**GOAL:** Images excluded, repeat each entry below exactly.

**INFORMATION PROVIDED:**
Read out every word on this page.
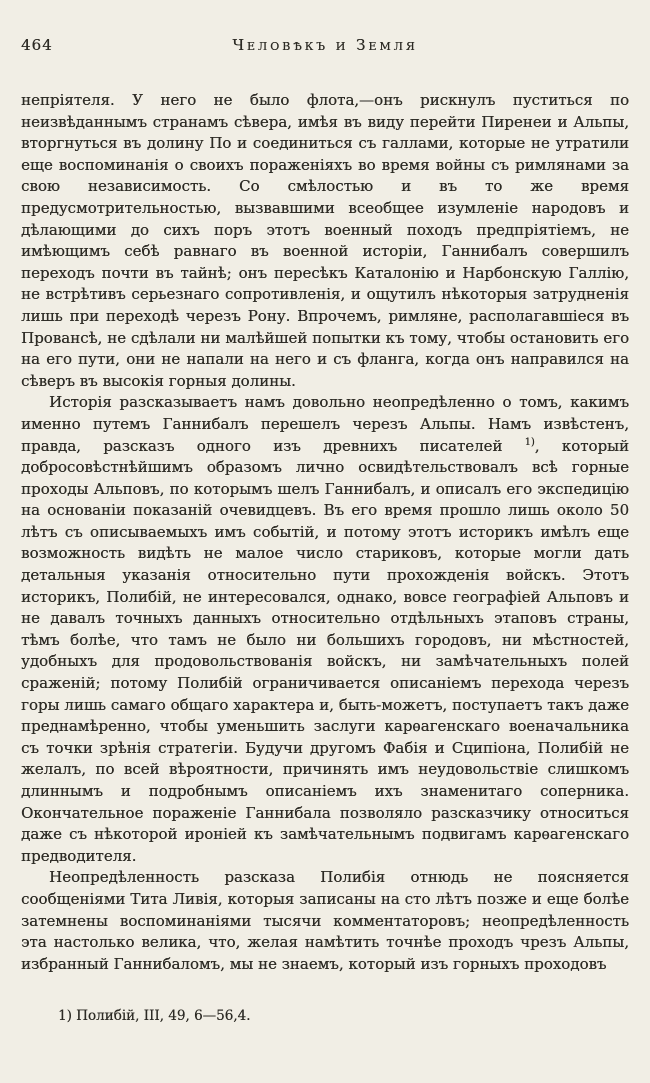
464	Человѣкъ и Земля

непріятеля. У него не было флота,—онъ рискнулъ пуститься по неизвѣданнымъ странамъ сѣвера, имѣя въ виду перейти Пиренеи и Альпы, вторгнуться въ долину По и соединиться съ галлами, которые не утратили еще воспоминанія о своихъ пораженіяхъ во время войны съ римлянами за свою независимость. Со смѣлостью и въ то же время предусмотрительностью, вызвавшими всеобщее изумленіе народовъ и дѣлающими до сихъ поръ этотъ военный походъ предпріятіемъ, не имѣющимъ себѣ равнаго въ военной исторіи, Ганнибалъ совершилъ переходъ почти въ тайнѣ; онъ пересѣкъ Каталонію и Нарбонскую Галлію, не встрѣтивъ серьезнаго сопротивленія, и ощутилъ нѣкоторыя затрудненія лишь при переходѣ черезъ Рону. Впрочемъ, римляне, располагавшіеся въ Провансѣ, не сдѣлали ни малѣйшей попытки къ тому, чтобы остановить его на его пути, они не напали на него и съ фланга, когда онъ направился на сѣверъ въ высокія горныя долины.

Исторія разсказываетъ намъ довольно неопредѣленно о томъ, какимъ именно путемъ Ганнибалъ перешелъ черезъ Альпы. Намъ извѣстенъ, правда, разсказъ одного изъ древнихъ писателей $^{1)}$, который добросовѣстнѣйшимъ образомъ лично освидѣтельствовалъ всѣ горные проходы Альповъ, по которымъ шелъ Ганнибалъ, и описалъ его экспедицію на основаніи показаній очевидцевъ. Въ его время прошло лишь около 50 лѣтъ съ описываемыхъ имъ событій, и потому этотъ историкъ имѣлъ еще возможность видѣть не малое число стариковъ, которые могли дать детальныя указанія относительно пути прохожденія войскъ. Этотъ историкъ, Полибій, не интересовался, однако, вовсе географіей Альповъ и не давалъ точныхъ данныхъ относительно отдѣльныхъ этаповъ страны, тѣмъ болѣе, что тамъ не было ни большихъ городовъ, ни мѣстностей, удобныхъ для продовольствованія войскъ, ни замѣчательныхъ полей сраженій; потому Полибій ограничивается описаніемъ перехода черезъ горы лишь самаго общаго характера и, быть-можетъ, поступаетъ такъ даже преднамѣренно, чтобы уменьшить заслуги карѳагенскаго военачальника съ точки зрѣнія стратегіи. Будучи другомъ Фабія и Сципіона, Полибій не желалъ, по всей вѣроятности, причинять имъ неудовольствіе слишкомъ длиннымъ и подробнымъ описаніемъ ихъ знаменитаго соперника. Окончательное пораженіе Ганнибала позволяло разсказчику относиться даже съ нѣкоторой ироніей къ замѣчательнымъ подвигамъ карѳагенскаго предводителя.

Неопредѣленность разсказа Полибія отнюдь не поясняется сообщеніями Тита Ливія, которыя записаны на сто лѣтъ позже и еще болѣе затемнены воспоминаніями тысячи комментаторовъ; неопредѣленность эта настолько велика, что, желая намѣтить точнѣе проходъ чрезъ Альпы, избранный Ганнибаломъ, мы не знаемъ, который изъ горныхъ проходовъ

1) Полибій, III, 49, 6—56,4.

**SOLUTION FOR THIS PROBLEM:**
Read out every word on this page.
464	Человѣкъ и Земля

непріятеля. У него не было флота,—онъ рискнулъ пуститься по неизвѣданнымъ странамъ сѣвера, имѣя въ виду перейти Пиренеи и Альпы, вторгнуться въ долину По и соединиться съ галлами, которые не утратили еще воспоминанія о своихъ пораженіяхъ во время войны съ римлянами за свою независимость. Со смѣлостью и въ то же время предусмотрительностью, вызвавшими всеобщее изумленіе народовъ и дѣлающими до сихъ поръ этотъ военный походъ предпріятіемъ, не имѣющимъ себѣ равнаго въ военной исторіи, Ганнибалъ совершилъ переходъ почти въ тайнѣ; онъ пересѣкъ Каталонію и Нарбонскую Галлію, не встрѣтивъ серьезнаго сопротивленія, и ощутилъ нѣкоторыя затрудненія лишь при переходѣ черезъ Рону. Впрочемъ, римляне, располагавшіеся въ Провансѣ, не сдѣлали ни малѣйшей попытки къ тому, чтобы остановить его на его пути, они не напали на него и съ фланга, когда онъ направился на сѣверъ въ высокія горныя долины.

Исторія разсказываетъ намъ довольно неопредѣленно о томъ, какимъ именно путемъ Ганнибалъ перешелъ черезъ Альпы. Намъ извѣстенъ, правда, разсказъ одного изъ древнихъ писателей $^{1)}$, который добросовѣстнѣйшимъ образомъ лично освидѣтельствовалъ всѣ горные проходы Альповъ, по которымъ шелъ Ганнибалъ, и описалъ его экспедицію на основаніи показаній очевидцевъ. Въ его время прошло лишь около 50 лѣтъ съ описываемыхъ имъ событій, и потому этотъ историкъ имѣлъ еще возможность видѣть не малое число стариковъ, которые могли дать детальныя указанія относительно пути прохожденія войскъ. Этотъ историкъ, Полибій, не интересовался, однако, вовсе географіей Альповъ и не давалъ точныхъ данныхъ относительно отдѣльныхъ этаповъ страны, тѣмъ болѣе, что тамъ не было ни большихъ городовъ, ни мѣстностей, удобныхъ для продовольствованія войскъ, ни замѣчательныхъ полей сраженій; потому Полибій ограничивается описаніемъ перехода черезъ горы лишь самаго общаго характера и, быть-можетъ, поступаетъ такъ даже преднамѣренно, чтобы уменьшить заслуги карѳагенскаго военачальника съ точки зрѣнія стратегіи. Будучи другомъ Фабія и Сципіона, Полибій не желалъ, по всей вѣроятности, причинять имъ неудовольствіе слишкомъ длиннымъ и подробнымъ описаніемъ ихъ знаменитаго соперника. Окончательное пораженіе Ганнибала позволяло разсказчику относиться даже съ нѣкоторой ироніей къ замѣчательнымъ подвигамъ карѳагенскаго предводителя.

Неопредѣленность разсказа Полибія отнюдь не поясняется сообщеніями Тита Ливія, которыя записаны на сто лѣтъ позже и еще болѣе затемнены воспоминаніями тысячи комментаторовъ; неопредѣленность эта настолько велика, что, желая намѣтить точнѣе проходъ чрезъ Альпы, избранный Ганнибаломъ, мы не знаемъ, который изъ горныхъ проходовъ

1) Полибій, III, 49, 6—56,4.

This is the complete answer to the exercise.